> Work to complete
Search the material for the word "CALIFICACIÓN" and report each line where it turns up.

(Records)
%%

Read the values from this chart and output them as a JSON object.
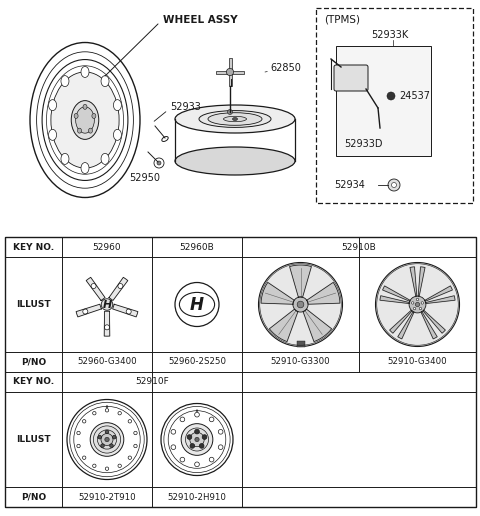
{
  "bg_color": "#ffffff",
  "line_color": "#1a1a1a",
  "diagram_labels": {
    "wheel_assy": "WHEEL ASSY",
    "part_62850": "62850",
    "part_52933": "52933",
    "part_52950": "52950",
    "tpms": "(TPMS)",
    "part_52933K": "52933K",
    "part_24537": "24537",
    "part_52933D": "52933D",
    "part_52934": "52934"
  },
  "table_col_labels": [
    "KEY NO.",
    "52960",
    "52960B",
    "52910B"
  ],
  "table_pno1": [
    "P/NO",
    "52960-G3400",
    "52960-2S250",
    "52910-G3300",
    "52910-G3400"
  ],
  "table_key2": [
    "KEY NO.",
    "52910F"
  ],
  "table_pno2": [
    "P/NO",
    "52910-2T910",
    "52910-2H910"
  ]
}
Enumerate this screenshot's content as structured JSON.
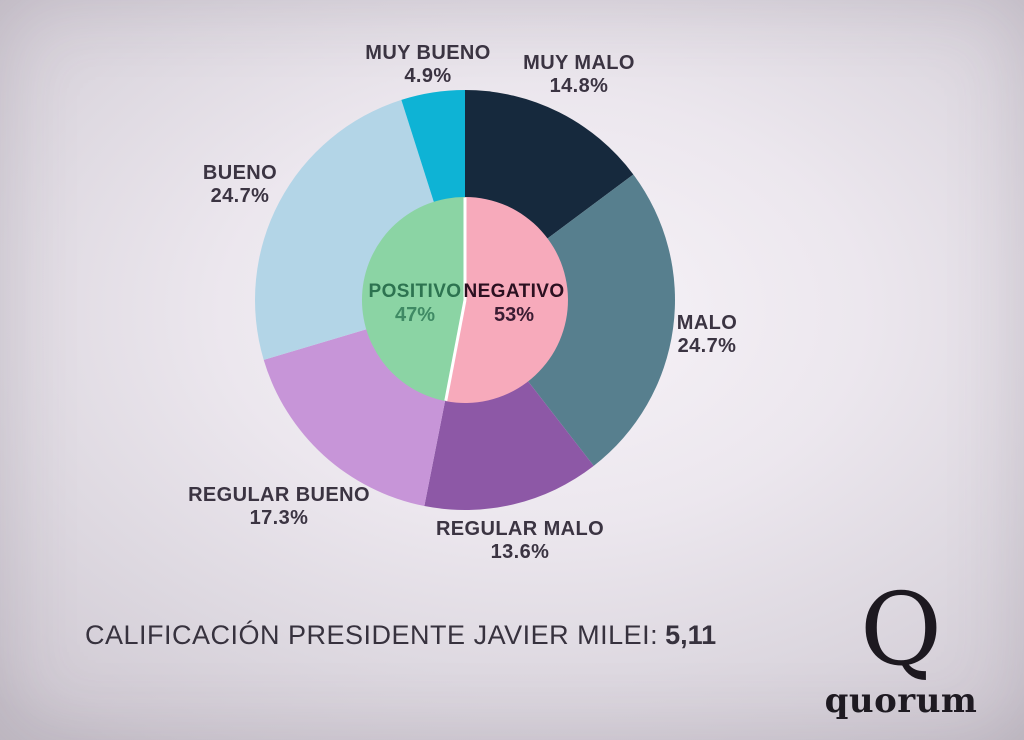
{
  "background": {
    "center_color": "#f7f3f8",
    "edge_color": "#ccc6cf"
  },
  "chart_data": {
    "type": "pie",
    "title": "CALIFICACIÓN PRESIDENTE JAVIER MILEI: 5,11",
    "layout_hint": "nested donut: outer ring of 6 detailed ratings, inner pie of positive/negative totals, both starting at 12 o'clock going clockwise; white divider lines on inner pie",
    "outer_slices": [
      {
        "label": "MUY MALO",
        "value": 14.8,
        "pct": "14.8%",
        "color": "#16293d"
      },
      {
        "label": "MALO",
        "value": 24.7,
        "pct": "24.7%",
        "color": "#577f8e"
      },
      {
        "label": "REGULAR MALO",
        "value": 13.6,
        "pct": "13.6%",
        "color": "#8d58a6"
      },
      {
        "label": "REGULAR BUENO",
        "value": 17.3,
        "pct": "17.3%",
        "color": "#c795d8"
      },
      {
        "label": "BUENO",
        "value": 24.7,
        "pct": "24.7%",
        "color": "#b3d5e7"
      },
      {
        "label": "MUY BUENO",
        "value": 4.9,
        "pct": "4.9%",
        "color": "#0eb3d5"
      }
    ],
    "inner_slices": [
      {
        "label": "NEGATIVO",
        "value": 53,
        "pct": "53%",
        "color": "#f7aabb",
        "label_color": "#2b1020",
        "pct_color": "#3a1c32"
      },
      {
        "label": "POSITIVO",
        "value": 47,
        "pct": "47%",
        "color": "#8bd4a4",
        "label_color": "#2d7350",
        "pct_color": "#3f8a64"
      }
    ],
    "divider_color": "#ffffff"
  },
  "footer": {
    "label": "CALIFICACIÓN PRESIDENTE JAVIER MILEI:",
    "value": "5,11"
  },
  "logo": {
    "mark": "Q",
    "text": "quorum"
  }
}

%%

> Answer
    "title": "CALIFICACIÓN PRESIDENTE JAVIER MILEI: 5,11",
    "label": "CALIFICACIÓN PRESIDENTE JAVIER MILEI:",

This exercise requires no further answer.